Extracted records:
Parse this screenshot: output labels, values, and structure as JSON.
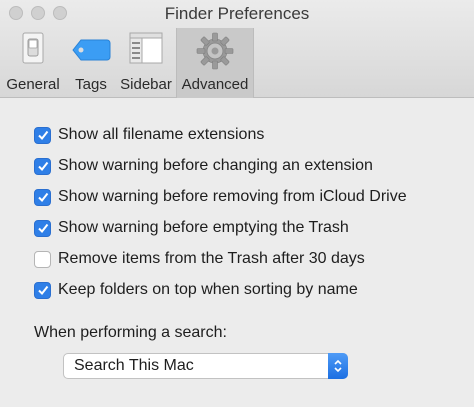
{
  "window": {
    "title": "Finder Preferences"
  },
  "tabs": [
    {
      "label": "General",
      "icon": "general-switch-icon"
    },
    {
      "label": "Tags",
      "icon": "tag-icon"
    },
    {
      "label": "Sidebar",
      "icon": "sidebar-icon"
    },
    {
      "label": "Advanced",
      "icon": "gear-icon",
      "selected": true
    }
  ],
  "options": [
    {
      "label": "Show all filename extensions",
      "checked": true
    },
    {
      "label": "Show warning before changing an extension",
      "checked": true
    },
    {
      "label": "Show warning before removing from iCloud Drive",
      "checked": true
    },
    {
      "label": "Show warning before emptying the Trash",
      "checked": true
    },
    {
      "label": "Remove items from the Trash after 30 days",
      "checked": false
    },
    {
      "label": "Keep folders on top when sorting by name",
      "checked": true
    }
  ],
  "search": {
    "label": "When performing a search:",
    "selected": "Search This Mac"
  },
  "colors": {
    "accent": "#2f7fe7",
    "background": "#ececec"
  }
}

_TASK DETAILS_
Go through the records and pull out each line that includes the word "Show".

_EXPECTED OUTPUT_
      "label": "Show all filename extensions",
      "label": "Show warning before changing an extension",
      "label": "Show warning before removing from iCloud Drive",
      "label": "Show warning before emptying the Trash",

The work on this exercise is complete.